● **Data for processing**:
======

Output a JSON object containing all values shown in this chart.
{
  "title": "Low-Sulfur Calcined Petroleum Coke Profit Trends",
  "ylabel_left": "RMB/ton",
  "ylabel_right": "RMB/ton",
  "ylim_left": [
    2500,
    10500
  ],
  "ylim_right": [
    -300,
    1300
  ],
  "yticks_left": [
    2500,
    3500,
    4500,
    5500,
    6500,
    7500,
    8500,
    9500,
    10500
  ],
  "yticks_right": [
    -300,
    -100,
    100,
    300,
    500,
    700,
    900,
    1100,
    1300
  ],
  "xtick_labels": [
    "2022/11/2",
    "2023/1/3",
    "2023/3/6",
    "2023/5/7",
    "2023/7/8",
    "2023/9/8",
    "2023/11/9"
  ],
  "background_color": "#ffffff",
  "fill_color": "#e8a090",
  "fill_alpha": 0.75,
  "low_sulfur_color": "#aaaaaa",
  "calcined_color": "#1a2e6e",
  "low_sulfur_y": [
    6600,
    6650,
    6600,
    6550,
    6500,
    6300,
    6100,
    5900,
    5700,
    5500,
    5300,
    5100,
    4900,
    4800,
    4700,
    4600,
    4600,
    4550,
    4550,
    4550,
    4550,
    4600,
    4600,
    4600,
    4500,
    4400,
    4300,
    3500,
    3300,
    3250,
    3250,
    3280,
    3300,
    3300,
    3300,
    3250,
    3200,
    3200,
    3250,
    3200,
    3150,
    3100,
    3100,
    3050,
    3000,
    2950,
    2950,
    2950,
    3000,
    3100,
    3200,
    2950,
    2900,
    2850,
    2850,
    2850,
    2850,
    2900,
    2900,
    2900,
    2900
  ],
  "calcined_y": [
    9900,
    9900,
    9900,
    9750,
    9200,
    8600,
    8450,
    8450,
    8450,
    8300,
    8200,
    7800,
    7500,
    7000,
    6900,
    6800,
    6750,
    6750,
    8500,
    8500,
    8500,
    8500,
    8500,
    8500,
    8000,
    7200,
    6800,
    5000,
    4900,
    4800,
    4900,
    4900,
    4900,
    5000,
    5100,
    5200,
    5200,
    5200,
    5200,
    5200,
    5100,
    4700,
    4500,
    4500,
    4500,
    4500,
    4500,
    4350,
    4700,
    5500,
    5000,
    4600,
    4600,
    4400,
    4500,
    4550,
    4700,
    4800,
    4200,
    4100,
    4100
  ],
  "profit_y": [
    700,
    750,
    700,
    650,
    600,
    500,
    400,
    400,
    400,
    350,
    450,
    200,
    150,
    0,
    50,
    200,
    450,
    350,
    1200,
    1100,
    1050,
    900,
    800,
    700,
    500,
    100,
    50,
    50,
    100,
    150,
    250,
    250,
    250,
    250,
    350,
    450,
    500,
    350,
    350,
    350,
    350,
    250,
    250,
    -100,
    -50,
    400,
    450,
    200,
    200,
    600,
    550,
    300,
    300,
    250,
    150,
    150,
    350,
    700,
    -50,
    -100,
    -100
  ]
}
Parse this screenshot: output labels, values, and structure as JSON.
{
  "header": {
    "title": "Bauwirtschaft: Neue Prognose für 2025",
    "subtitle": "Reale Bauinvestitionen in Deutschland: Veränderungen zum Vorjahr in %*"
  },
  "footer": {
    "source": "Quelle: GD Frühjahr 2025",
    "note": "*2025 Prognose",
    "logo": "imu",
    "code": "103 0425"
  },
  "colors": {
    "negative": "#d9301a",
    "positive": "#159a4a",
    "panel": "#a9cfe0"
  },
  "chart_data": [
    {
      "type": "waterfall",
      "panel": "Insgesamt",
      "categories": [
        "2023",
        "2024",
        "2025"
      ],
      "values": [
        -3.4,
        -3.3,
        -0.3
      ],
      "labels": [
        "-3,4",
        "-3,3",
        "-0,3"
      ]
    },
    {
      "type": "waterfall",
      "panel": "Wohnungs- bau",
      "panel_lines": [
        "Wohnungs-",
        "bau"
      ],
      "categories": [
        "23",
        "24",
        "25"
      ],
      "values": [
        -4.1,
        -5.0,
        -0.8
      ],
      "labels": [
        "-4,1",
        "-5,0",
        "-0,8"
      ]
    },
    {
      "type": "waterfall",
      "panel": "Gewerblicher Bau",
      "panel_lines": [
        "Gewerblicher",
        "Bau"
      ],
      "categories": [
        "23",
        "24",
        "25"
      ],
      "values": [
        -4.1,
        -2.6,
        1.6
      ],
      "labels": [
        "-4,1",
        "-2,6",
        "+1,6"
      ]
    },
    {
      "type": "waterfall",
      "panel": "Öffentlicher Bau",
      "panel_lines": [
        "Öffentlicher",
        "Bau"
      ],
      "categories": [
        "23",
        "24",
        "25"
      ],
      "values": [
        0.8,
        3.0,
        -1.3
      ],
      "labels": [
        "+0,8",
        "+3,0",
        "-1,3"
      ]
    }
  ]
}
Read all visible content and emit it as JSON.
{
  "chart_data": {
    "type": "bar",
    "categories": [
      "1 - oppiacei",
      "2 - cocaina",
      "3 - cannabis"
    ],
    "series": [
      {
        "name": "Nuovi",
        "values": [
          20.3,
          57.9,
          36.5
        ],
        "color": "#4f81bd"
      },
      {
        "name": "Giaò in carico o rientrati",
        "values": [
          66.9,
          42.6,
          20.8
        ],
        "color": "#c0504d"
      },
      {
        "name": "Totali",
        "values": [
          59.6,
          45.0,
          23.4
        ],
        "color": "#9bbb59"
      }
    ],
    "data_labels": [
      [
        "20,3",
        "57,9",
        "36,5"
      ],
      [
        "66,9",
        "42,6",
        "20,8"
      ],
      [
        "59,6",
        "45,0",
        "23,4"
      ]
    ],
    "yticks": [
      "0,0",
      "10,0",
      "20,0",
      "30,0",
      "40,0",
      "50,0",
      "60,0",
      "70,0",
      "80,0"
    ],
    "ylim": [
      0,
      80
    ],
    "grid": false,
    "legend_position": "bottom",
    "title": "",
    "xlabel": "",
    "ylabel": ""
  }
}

======

● **Instructions for the task**:
Copy all lines from the material that include "Öffentlicher".

● **Written reply**:
      "panel": "Öffentlicher Bau",
        "Öffentlicher",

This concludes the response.